BRIEF
Below are some records; repeat them all exactly, minus the pictures.

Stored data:
* * * * * * *

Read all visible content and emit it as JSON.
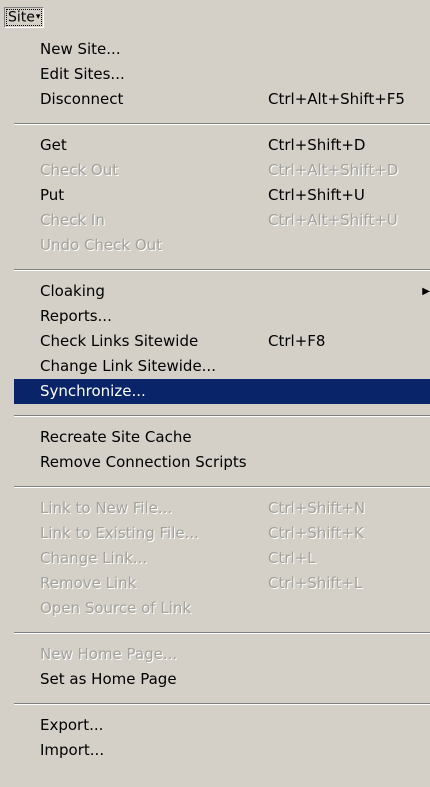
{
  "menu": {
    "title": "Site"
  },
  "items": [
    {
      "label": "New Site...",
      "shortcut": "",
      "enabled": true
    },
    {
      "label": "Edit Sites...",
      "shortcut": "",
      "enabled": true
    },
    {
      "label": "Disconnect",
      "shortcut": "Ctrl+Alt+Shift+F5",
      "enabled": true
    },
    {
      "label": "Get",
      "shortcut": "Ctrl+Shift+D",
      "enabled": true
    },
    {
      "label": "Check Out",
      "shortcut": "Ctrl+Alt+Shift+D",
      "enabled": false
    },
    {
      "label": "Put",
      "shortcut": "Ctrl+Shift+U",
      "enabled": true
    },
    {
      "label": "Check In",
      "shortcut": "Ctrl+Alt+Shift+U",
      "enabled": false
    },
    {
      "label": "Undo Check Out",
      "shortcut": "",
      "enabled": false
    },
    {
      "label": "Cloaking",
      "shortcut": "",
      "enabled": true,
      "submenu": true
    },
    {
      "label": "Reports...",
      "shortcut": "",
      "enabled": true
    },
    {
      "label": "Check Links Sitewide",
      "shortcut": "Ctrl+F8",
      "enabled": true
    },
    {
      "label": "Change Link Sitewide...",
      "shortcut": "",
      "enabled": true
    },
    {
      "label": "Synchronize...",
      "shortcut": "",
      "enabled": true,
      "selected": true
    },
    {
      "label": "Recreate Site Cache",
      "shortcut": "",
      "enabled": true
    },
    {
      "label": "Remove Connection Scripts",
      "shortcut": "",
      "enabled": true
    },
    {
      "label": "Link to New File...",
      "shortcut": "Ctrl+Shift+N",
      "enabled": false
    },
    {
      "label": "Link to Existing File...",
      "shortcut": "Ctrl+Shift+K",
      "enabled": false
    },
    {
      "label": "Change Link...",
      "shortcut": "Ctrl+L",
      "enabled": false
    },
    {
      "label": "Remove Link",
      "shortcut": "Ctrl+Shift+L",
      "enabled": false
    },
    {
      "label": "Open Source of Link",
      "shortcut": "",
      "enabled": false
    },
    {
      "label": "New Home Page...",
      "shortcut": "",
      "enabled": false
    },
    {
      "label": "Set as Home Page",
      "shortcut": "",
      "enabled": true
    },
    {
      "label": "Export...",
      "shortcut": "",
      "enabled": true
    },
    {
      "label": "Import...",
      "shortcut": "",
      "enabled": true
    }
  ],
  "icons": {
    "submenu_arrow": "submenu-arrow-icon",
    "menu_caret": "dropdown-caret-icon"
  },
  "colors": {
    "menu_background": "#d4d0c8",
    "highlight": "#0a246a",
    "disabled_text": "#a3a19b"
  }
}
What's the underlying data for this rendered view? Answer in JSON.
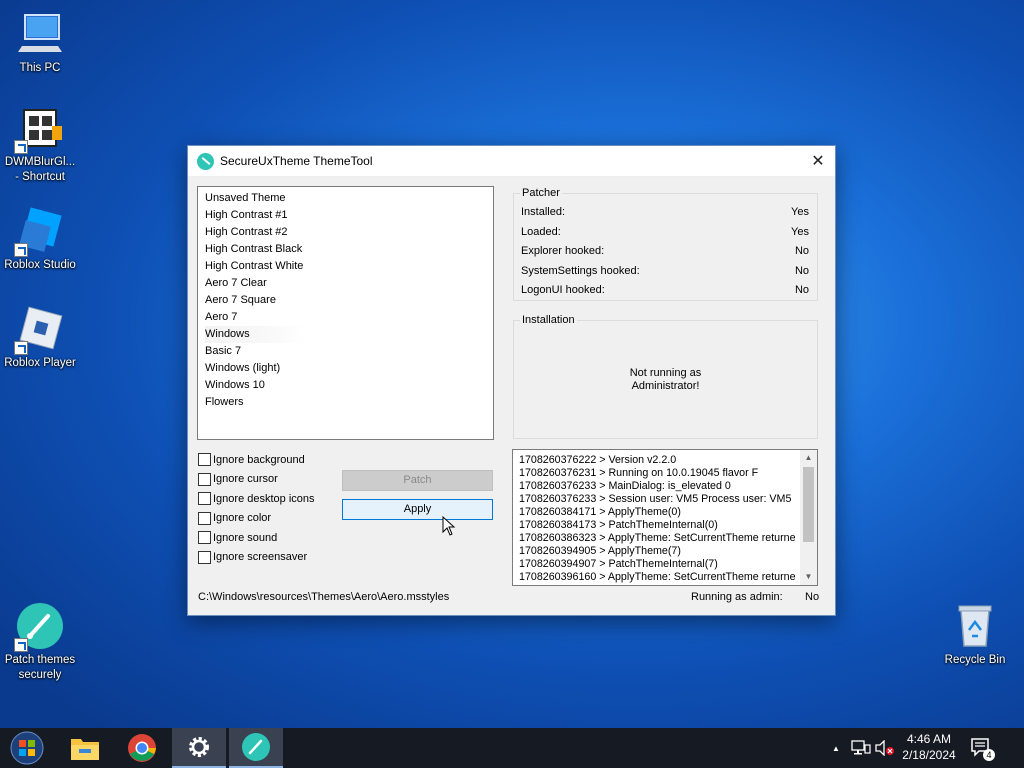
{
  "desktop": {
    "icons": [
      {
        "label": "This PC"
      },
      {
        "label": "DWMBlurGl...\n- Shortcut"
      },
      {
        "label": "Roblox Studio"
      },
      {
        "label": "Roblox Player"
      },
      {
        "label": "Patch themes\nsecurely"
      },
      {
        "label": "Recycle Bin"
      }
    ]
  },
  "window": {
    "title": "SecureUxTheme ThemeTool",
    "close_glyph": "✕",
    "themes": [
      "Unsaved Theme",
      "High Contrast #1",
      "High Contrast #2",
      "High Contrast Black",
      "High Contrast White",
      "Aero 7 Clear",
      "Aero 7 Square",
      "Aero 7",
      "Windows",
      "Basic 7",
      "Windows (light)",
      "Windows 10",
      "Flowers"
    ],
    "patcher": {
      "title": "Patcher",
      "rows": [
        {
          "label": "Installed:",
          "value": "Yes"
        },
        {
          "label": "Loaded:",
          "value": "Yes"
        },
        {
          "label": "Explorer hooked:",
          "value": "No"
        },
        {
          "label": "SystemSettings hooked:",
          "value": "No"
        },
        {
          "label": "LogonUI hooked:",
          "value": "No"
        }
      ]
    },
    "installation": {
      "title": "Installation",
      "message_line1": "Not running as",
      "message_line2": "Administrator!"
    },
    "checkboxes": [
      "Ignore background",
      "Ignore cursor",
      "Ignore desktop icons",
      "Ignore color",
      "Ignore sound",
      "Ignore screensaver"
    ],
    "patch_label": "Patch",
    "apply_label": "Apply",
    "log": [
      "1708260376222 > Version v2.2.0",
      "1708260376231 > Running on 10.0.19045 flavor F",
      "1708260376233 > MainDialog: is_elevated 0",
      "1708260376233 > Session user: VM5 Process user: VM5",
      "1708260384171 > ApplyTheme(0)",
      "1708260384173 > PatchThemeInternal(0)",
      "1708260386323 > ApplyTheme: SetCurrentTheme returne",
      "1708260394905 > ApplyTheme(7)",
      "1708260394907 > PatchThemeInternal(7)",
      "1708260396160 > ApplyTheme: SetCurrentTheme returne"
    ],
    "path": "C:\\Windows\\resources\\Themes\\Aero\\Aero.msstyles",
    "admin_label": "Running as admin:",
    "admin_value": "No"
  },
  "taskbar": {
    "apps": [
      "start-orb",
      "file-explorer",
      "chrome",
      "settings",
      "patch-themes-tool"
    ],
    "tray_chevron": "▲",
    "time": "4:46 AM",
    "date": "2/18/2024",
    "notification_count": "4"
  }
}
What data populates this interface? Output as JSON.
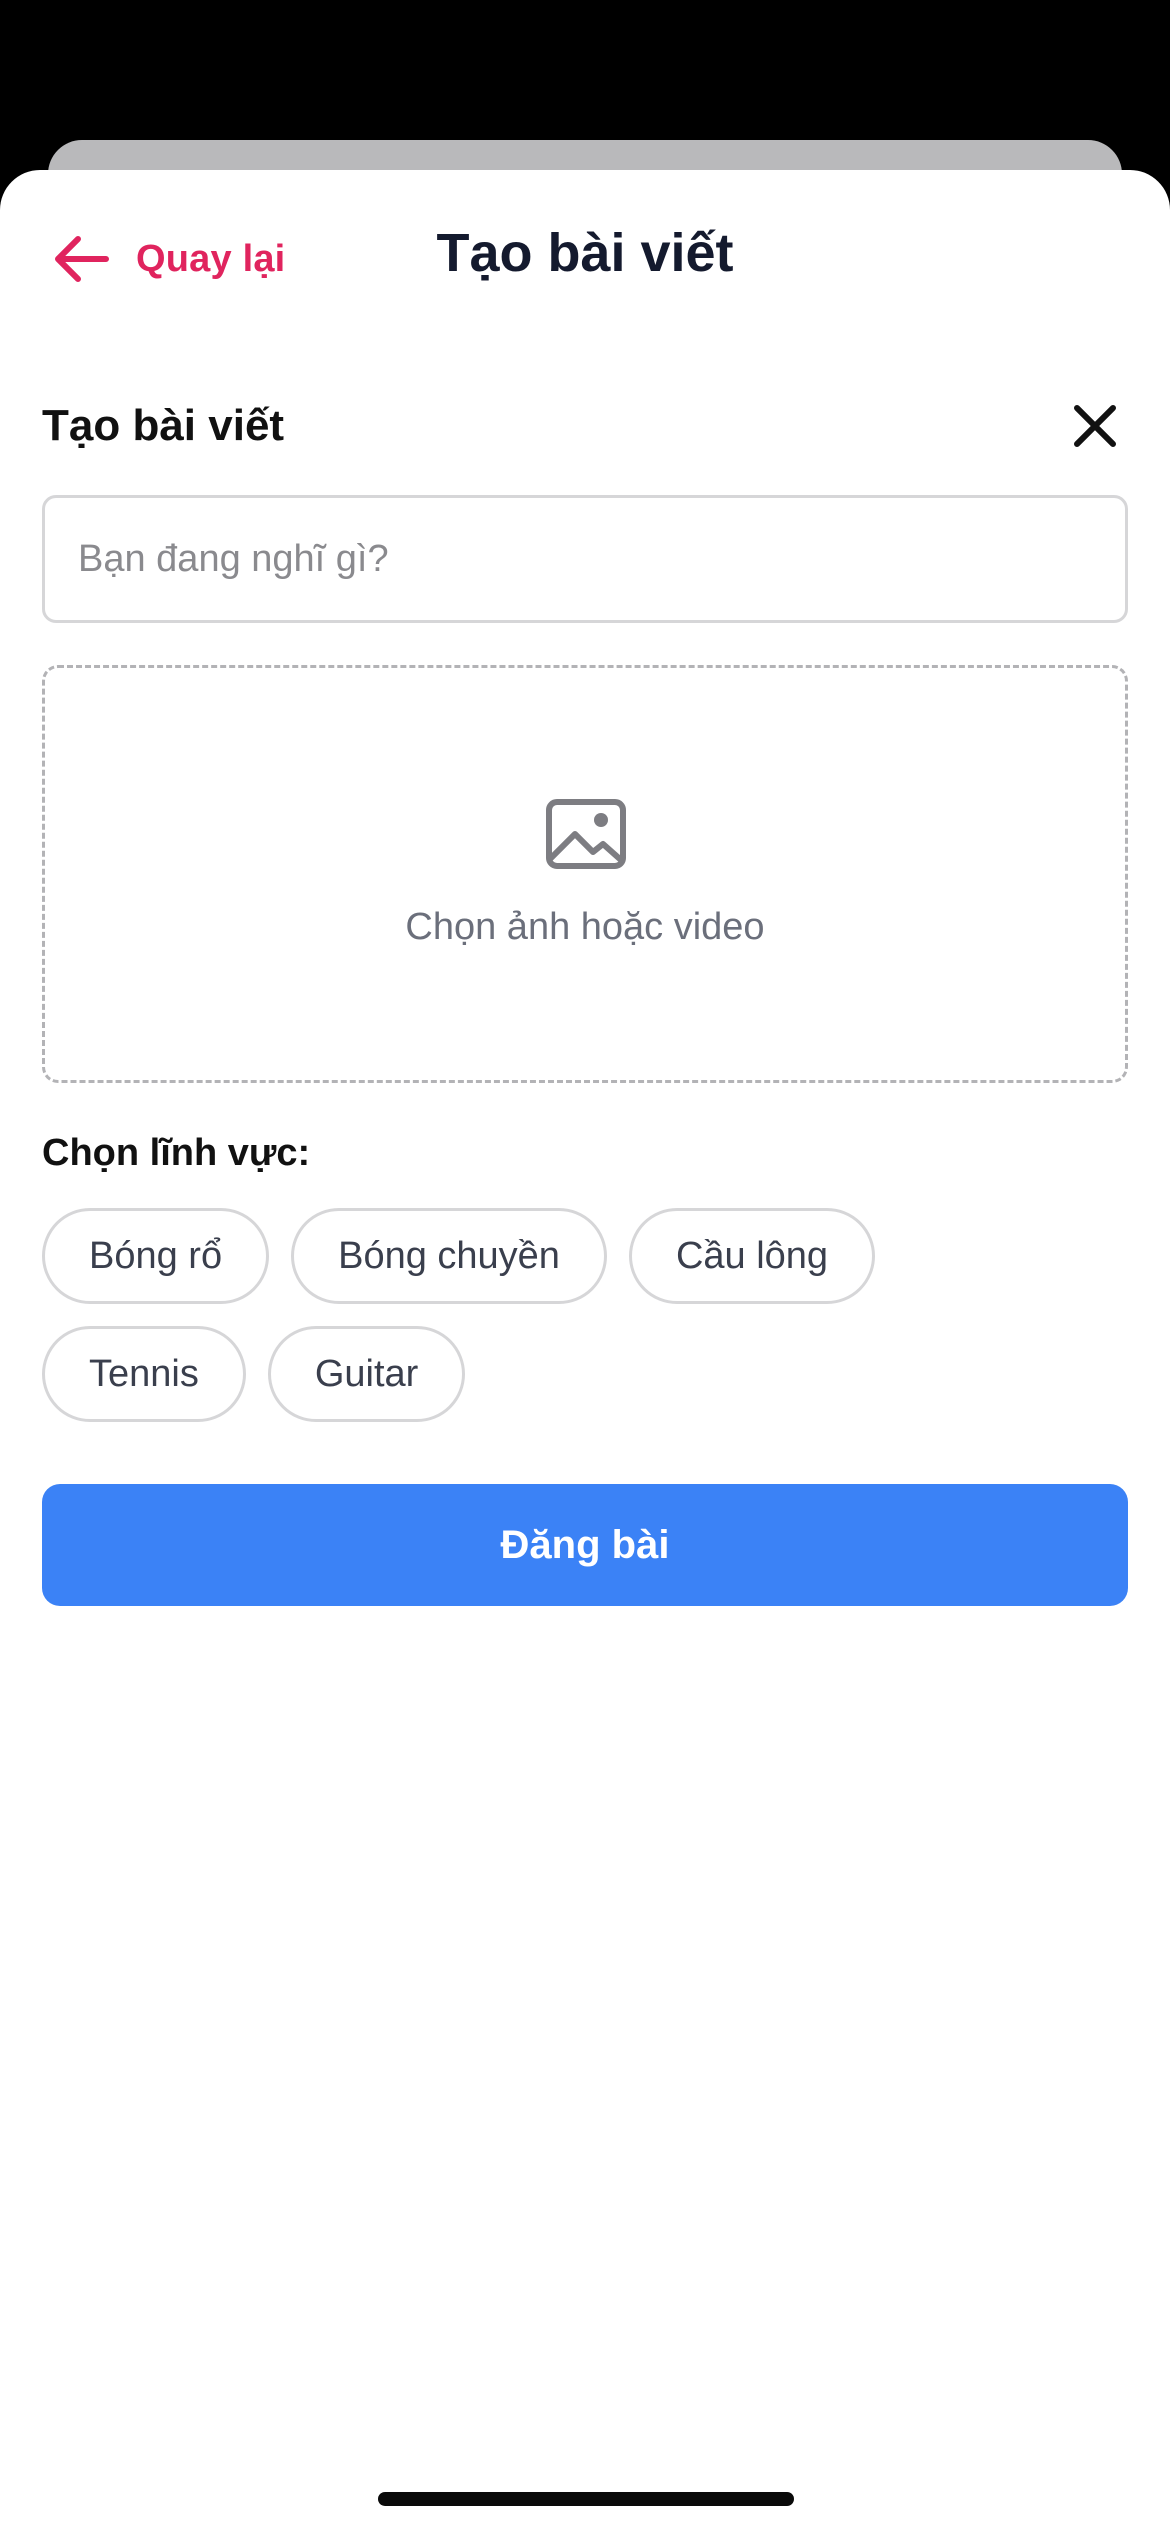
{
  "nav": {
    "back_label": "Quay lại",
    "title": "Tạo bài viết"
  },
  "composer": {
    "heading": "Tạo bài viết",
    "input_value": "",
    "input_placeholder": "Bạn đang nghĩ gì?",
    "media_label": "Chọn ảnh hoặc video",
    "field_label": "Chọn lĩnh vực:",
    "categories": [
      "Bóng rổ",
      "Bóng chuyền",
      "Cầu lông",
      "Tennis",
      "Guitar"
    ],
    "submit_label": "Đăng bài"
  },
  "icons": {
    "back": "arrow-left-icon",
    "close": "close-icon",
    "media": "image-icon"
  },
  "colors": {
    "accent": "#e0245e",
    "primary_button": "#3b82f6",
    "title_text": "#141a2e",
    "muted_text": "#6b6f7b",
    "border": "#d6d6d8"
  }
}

* * * * * * *

RESULT OF THIS TASK
Read all visible content and emit it as JSON.
{
  "menu": {
    "title": "Site"
  },
  "items": [
    {
      "label": "New Site...",
      "shortcut": "",
      "enabled": true
    },
    {
      "label": "Edit Sites...",
      "shortcut": "",
      "enabled": true
    },
    {
      "label": "Disconnect",
      "shortcut": "Ctrl+Alt+Shift+F5",
      "enabled": true
    },
    {
      "label": "Get",
      "shortcut": "Ctrl+Shift+D",
      "enabled": true
    },
    {
      "label": "Check Out",
      "shortcut": "Ctrl+Alt+Shift+D",
      "enabled": false
    },
    {
      "label": "Put",
      "shortcut": "Ctrl+Shift+U",
      "enabled": true
    },
    {
      "label": "Check In",
      "shortcut": "Ctrl+Alt+Shift+U",
      "enabled": false
    },
    {
      "label": "Undo Check Out",
      "shortcut": "",
      "enabled": false
    },
    {
      "label": "Cloaking",
      "shortcut": "",
      "enabled": true,
      "submenu": true
    },
    {
      "label": "Reports...",
      "shortcut": "",
      "enabled": true
    },
    {
      "label": "Check Links Sitewide",
      "shortcut": "Ctrl+F8",
      "enabled": true
    },
    {
      "label": "Change Link Sitewide...",
      "shortcut": "",
      "enabled": true
    },
    {
      "label": "Synchronize...",
      "shortcut": "",
      "enabled": true,
      "selected": true
    },
    {
      "label": "Recreate Site Cache",
      "shortcut": "",
      "enabled": true
    },
    {
      "label": "Remove Connection Scripts",
      "shortcut": "",
      "enabled": true
    },
    {
      "label": "Link to New File...",
      "shortcut": "Ctrl+Shift+N",
      "enabled": false
    },
    {
      "label": "Link to Existing File...",
      "shortcut": "Ctrl+Shift+K",
      "enabled": false
    },
    {
      "label": "Change Link...",
      "shortcut": "Ctrl+L",
      "enabled": false
    },
    {
      "label": "Remove Link",
      "shortcut": "Ctrl+Shift+L",
      "enabled": false
    },
    {
      "label": "Open Source of Link",
      "shortcut": "",
      "enabled": false
    },
    {
      "label": "New Home Page...",
      "shortcut": "",
      "enabled": false
    },
    {
      "label": "Set as Home Page",
      "shortcut": "",
      "enabled": true
    },
    {
      "label": "Export...",
      "shortcut": "",
      "enabled": true
    },
    {
      "label": "Import...",
      "shortcut": "",
      "enabled": true
    }
  ],
  "icons": {
    "submenu_arrow": "submenu-arrow-icon",
    "menu_caret": "dropdown-caret-icon"
  },
  "colors": {
    "menu_background": "#d4d0c8",
    "highlight": "#0a246a",
    "disabled_text": "#a3a19b"
  }
}
What's the underlying data for this rendered view? Answer in JSON.
{
  "desktop": {
    "icons": [
      {
        "label": "This PC"
      },
      {
        "label": "DWMBlurGl...\n- Shortcut"
      },
      {
        "label": "Roblox Studio"
      },
      {
        "label": "Roblox Player"
      },
      {
        "label": "Patch themes\nsecurely"
      },
      {
        "label": "Recycle Bin"
      }
    ]
  },
  "window": {
    "title": "SecureUxTheme ThemeTool",
    "close_glyph": "✕",
    "themes": [
      "Unsaved Theme",
      "High Contrast #1",
      "High Contrast #2",
      "High Contrast Black",
      "High Contrast White",
      "Aero 7 Clear",
      "Aero 7 Square",
      "Aero 7",
      "Windows",
      "Basic 7",
      "Windows (light)",
      "Windows 10",
      "Flowers"
    ],
    "patcher": {
      "title": "Patcher",
      "rows": [
        {
          "label": "Installed:",
          "value": "Yes"
        },
        {
          "label": "Loaded:",
          "value": "Yes"
        },
        {
          "label": "Explorer hooked:",
          "value": "No"
        },
        {
          "label": "SystemSettings hooked:",
          "value": "No"
        },
        {
          "label": "LogonUI hooked:",
          "value": "No"
        }
      ]
    },
    "installation": {
      "title": "Installation",
      "message_line1": "Not running as",
      "message_line2": "Administrator!"
    },
    "checkboxes": [
      "Ignore background",
      "Ignore cursor",
      "Ignore desktop icons",
      "Ignore color",
      "Ignore sound",
      "Ignore screensaver"
    ],
    "patch_label": "Patch",
    "apply_label": "Apply",
    "log": [
      "1708260376222 > Version v2.2.0",
      "1708260376231 > Running on 10.0.19045 flavor F",
      "1708260376233 > MainDialog: is_elevated 0",
      "1708260376233 > Session user: VM5 Process user: VM5",
      "1708260384171 > ApplyTheme(0)",
      "1708260384173 > PatchThemeInternal(0)",
      "1708260386323 > ApplyTheme: SetCurrentTheme returne",
      "1708260394905 > ApplyTheme(7)",
      "1708260394907 > PatchThemeInternal(7)",
      "1708260396160 > ApplyTheme: SetCurrentTheme returne"
    ],
    "path": "C:\\Windows\\resources\\Themes\\Aero\\Aero.msstyles",
    "admin_label": "Running as admin:",
    "admin_value": "No"
  },
  "taskbar": {
    "apps": [
      "start-orb",
      "file-explorer",
      "chrome",
      "settings",
      "patch-themes-tool"
    ],
    "tray_chevron": "▲",
    "time": "4:46 AM",
    "date": "2/18/2024",
    "notification_count": "4"
  }
}
What data populates this interface? Output as JSON.
{
  "nav": {
    "back_label": "Quay lại",
    "title": "Tạo bài viết"
  },
  "composer": {
    "heading": "Tạo bài viết",
    "input_value": "",
    "input_placeholder": "Bạn đang nghĩ gì?",
    "media_label": "Chọn ảnh hoặc video",
    "field_label": "Chọn lĩnh vực:",
    "categories": [
      "Bóng rổ",
      "Bóng chuyền",
      "Cầu lông",
      "Tennis",
      "Guitar"
    ],
    "submit_label": "Đăng bài"
  },
  "icons": {
    "back": "arrow-left-icon",
    "close": "close-icon",
    "media": "image-icon"
  },
  "colors": {
    "accent": "#e0245e",
    "primary_button": "#3b82f6",
    "title_text": "#141a2e",
    "muted_text": "#6b6f7b",
    "border": "#d6d6d8"
  }
}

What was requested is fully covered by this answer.